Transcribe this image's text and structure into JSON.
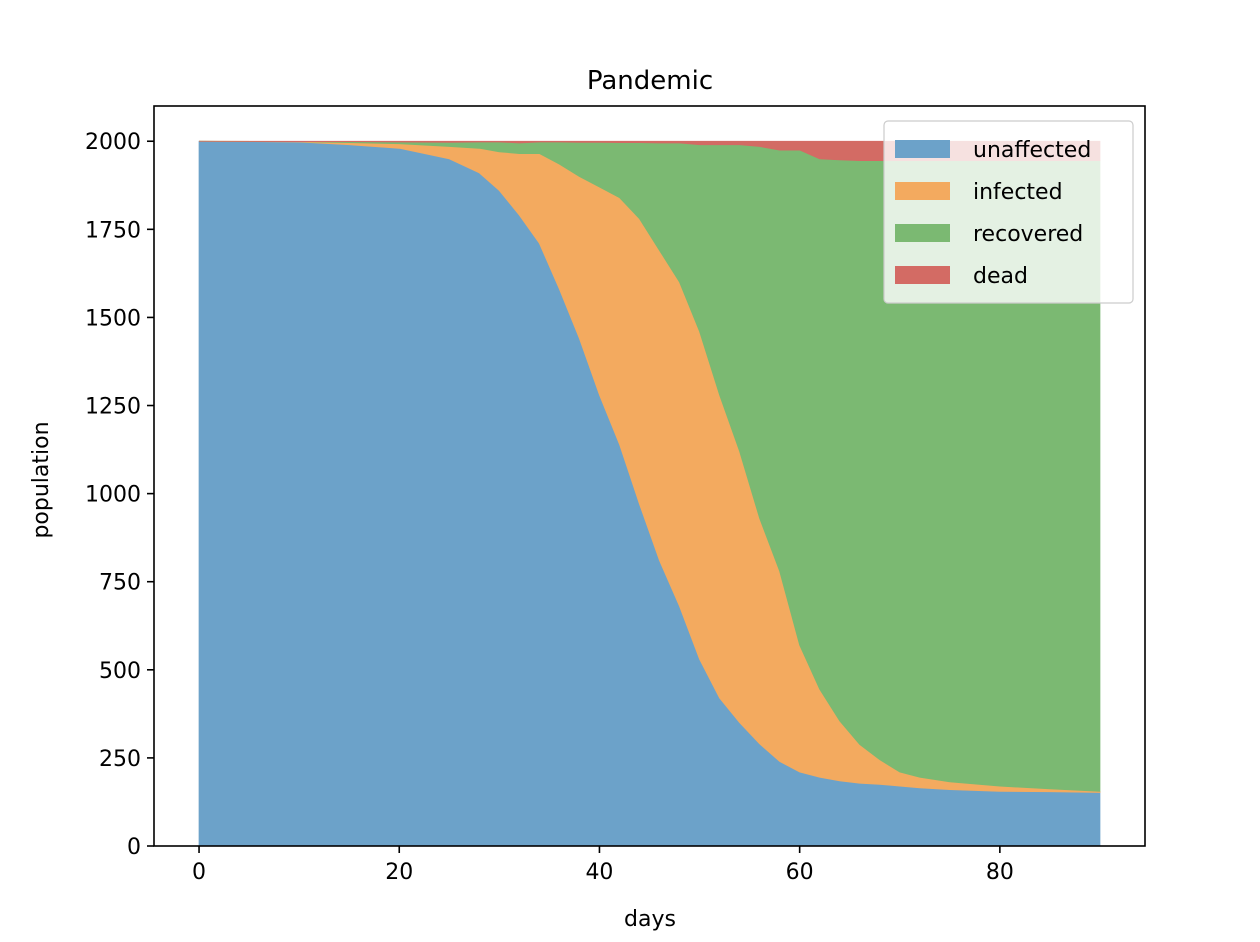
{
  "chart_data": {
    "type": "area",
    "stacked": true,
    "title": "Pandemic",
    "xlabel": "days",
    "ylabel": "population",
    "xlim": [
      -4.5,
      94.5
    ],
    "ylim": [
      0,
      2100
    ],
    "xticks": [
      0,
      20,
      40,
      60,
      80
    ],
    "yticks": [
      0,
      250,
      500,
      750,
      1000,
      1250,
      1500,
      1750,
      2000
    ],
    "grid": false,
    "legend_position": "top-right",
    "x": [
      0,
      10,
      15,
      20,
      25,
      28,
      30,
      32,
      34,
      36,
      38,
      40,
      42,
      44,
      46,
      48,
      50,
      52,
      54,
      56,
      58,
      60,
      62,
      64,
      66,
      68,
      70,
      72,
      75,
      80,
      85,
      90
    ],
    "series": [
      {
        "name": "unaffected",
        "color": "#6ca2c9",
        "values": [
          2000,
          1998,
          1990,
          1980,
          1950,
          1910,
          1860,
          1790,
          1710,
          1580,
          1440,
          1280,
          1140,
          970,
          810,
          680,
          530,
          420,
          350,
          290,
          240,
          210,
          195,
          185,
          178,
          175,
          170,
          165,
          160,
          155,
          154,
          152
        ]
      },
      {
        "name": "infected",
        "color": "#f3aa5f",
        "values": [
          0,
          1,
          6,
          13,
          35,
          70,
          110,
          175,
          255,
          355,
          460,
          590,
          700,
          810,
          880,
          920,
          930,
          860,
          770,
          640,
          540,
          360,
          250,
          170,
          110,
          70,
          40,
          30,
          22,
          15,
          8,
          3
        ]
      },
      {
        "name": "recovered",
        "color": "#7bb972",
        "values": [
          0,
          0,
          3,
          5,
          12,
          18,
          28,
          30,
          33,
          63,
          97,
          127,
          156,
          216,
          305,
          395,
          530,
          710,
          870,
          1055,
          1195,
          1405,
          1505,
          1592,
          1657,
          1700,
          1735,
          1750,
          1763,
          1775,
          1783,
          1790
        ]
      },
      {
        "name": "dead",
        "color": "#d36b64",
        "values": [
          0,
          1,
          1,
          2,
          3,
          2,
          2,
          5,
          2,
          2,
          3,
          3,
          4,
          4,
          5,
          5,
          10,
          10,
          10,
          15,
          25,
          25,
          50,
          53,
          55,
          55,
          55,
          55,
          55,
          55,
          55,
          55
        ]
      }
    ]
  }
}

══════════

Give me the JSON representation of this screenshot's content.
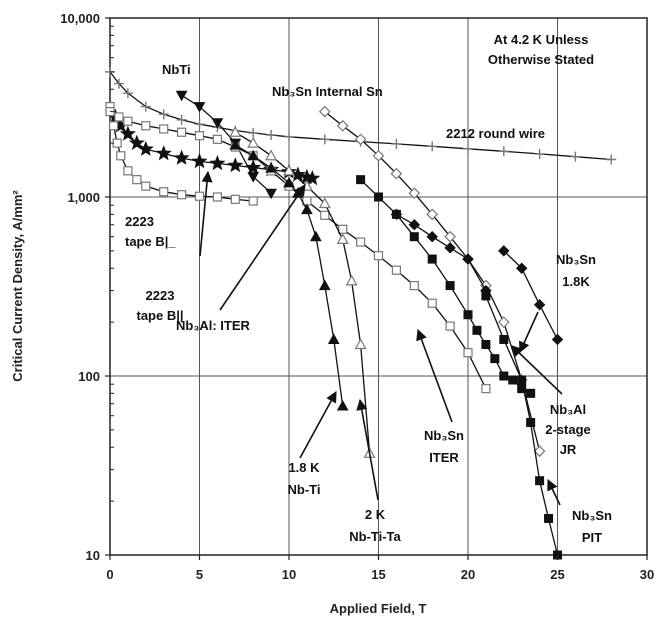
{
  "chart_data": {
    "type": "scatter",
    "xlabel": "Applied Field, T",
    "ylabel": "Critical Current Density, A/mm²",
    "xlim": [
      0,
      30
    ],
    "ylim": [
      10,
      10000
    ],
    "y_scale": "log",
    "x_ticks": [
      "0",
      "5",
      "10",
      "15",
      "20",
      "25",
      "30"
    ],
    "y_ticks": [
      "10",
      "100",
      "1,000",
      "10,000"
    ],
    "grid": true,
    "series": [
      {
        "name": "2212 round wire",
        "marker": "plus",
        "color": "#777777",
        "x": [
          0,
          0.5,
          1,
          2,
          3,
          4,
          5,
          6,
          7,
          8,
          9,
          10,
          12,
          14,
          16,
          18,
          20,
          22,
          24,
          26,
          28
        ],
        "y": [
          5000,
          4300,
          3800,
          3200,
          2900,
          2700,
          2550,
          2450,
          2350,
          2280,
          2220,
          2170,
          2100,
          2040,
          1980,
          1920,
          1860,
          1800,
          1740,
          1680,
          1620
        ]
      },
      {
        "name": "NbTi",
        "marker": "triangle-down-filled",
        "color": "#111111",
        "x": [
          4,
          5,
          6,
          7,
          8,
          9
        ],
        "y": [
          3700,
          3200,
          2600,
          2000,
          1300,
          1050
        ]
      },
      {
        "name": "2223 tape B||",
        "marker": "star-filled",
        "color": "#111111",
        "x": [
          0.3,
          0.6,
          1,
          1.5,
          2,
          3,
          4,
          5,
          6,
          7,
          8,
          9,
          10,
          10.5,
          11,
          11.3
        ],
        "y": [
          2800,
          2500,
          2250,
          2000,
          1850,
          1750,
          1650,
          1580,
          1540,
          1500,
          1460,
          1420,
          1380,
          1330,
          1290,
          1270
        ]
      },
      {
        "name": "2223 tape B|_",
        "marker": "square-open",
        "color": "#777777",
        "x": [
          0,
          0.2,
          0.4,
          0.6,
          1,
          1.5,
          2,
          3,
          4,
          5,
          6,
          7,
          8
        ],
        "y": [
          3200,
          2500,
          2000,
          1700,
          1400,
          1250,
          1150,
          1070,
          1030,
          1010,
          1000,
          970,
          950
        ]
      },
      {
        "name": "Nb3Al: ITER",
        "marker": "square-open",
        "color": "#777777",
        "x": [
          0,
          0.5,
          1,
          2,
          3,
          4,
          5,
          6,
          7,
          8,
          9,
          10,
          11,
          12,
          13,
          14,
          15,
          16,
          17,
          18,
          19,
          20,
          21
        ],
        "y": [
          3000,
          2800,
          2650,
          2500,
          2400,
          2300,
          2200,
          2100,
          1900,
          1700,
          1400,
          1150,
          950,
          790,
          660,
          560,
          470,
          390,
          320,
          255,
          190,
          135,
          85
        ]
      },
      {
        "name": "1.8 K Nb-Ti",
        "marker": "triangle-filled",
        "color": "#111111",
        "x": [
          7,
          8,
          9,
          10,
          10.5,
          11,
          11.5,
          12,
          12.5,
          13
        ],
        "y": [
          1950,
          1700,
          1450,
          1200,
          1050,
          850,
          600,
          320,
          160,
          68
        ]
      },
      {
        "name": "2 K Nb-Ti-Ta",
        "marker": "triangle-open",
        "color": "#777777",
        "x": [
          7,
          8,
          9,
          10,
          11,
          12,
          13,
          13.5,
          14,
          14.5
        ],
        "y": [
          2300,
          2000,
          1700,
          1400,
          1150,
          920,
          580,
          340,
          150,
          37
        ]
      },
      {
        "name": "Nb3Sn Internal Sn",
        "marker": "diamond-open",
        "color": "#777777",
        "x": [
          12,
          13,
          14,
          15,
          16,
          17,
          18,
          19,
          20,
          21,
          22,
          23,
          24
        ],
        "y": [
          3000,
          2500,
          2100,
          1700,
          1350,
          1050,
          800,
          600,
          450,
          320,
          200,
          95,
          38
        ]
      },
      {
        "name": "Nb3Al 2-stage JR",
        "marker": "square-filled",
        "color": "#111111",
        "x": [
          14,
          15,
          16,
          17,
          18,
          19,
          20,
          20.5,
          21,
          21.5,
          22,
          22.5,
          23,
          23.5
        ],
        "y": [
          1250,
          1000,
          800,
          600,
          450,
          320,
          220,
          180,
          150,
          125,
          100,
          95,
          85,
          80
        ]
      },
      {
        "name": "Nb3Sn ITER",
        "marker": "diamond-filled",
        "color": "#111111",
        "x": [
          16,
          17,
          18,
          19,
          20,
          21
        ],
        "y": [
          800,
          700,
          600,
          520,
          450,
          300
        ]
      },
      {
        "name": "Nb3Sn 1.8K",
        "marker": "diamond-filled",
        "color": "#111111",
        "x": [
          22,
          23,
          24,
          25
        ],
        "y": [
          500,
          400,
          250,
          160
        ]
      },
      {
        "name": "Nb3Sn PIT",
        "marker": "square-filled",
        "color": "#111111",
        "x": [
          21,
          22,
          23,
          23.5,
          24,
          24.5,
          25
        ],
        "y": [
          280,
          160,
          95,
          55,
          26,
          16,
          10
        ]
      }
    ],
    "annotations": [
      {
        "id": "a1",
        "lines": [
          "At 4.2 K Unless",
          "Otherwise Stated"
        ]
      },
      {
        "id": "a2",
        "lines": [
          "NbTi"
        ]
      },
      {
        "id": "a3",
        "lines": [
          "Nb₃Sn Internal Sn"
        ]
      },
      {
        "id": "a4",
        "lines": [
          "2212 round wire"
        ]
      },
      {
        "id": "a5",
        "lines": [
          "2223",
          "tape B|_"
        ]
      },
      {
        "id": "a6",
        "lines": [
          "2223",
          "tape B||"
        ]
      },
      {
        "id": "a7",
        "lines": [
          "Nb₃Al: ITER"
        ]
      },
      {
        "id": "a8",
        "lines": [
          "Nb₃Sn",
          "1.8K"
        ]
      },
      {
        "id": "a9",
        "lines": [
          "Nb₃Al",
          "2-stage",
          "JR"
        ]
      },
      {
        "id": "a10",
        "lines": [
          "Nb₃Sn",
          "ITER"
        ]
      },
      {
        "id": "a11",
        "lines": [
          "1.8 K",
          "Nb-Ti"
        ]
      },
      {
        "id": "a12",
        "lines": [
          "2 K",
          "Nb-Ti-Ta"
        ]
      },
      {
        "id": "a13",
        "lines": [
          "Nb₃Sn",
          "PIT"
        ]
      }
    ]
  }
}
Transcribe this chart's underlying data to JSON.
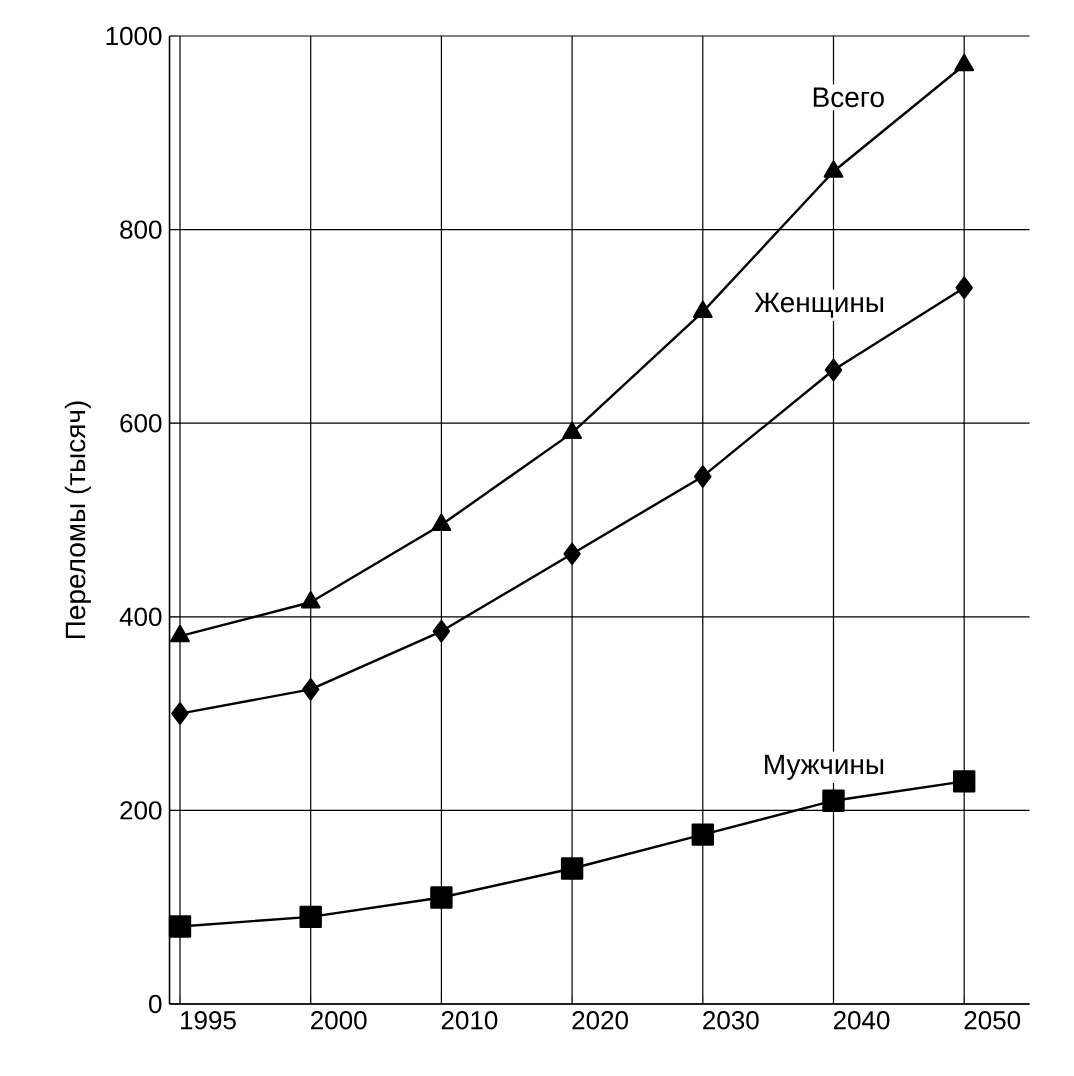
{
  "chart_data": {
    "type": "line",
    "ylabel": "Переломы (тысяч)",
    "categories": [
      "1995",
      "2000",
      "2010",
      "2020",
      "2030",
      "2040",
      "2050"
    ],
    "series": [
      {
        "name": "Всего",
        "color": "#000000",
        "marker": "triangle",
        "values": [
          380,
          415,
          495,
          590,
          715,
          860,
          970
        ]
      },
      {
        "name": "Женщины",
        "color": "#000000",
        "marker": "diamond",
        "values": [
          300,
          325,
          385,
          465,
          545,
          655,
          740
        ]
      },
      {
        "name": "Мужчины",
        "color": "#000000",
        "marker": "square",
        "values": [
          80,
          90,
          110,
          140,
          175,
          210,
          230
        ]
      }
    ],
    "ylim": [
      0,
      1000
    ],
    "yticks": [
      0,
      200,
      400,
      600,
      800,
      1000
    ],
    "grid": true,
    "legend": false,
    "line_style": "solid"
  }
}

══════════

▶ **Exercise brief**
Pick out and copy every line that contains the word "ITER".

▶ **Solved exercise**
        "name": "Nb3Al: ITER",
        "name": "Nb3Sn ITER",
          "Nb₃Al: ITER"
          "ITER"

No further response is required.